_Given task_
Return a copy of every line in the records that includes the word "sinh".

(Collected data)
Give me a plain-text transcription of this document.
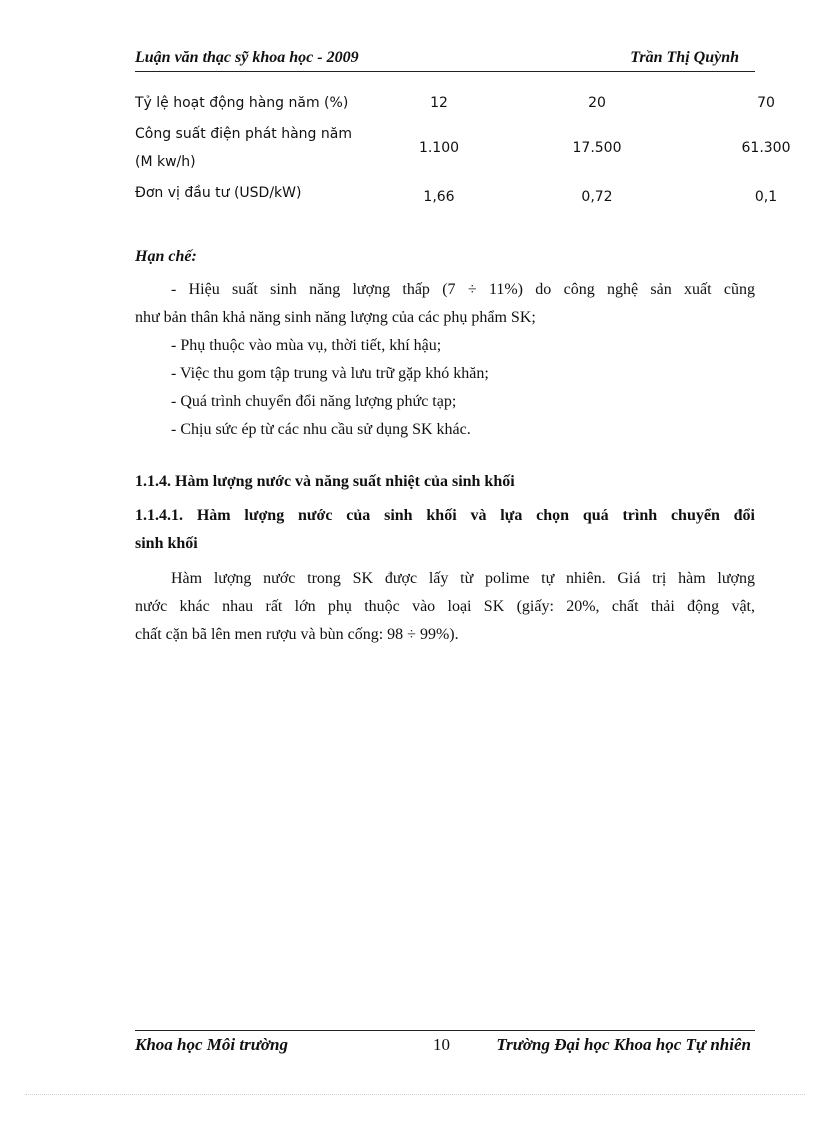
Luận văn thạc sỹ khoa học - 2009	Trần Thị Quỳnh
Tỷ lệ hoạt động hàng năm (%)	12	20	70
Công suất điện phát hàng năm
(M kw/h)
1.100	17.500	61.300
Đơn vị đầu tư (USD/kW)	1,66	0,72	0,1
Hạn chế:
- Hiệu suất sinh năng lượng thấp (7 ÷ 11%) do công nghệ sản xuất cũng
như bản thân khả năng sinh năng lượng của các phụ phẩm SK;
- Phụ thuộc vào mùa vụ, thời tiết, khí hậu;
- Việc thu gom tập trung và lưu trữ gặp khó khăn;
- Quá trình chuyển đổi năng lượng phức tạp;
- Chịu sức ép từ các nhu cầu sử dụng SK khác.
1.1.4. Hàm lượng nước và năng suất nhiệt của sinh khối
1.1.4.1. Hàm lượng nước của sinh khối và lựa chọn quá trình chuyển đổi
sinh khối
Hàm lượng nước trong SK được lấy từ polime tự nhiên. Giá trị hàm lượng
nước khác nhau rất lớn phụ thuộc vào loại SK (giấy: 20%, chất thải động vật,
chất cặn bã lên men rượu và bùn cống: 98 ÷ 99%).
Khoa học Môi trường	10	Trường Đại học Khoa học Tự nhiên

_Output below_
- Hiệu suất sinh năng lượng thấp (7 ÷ 11%) do công nghệ sản xuất cũng
như bản thân khả năng sinh năng lượng của các phụ phẩm SK;
1.1.4. Hàm lượng nước và năng suất nhiệt của sinh khối
1.1.4.1. Hàm lượng nước của sinh khối và lựa chọn quá trình chuyển đổi
sinh khối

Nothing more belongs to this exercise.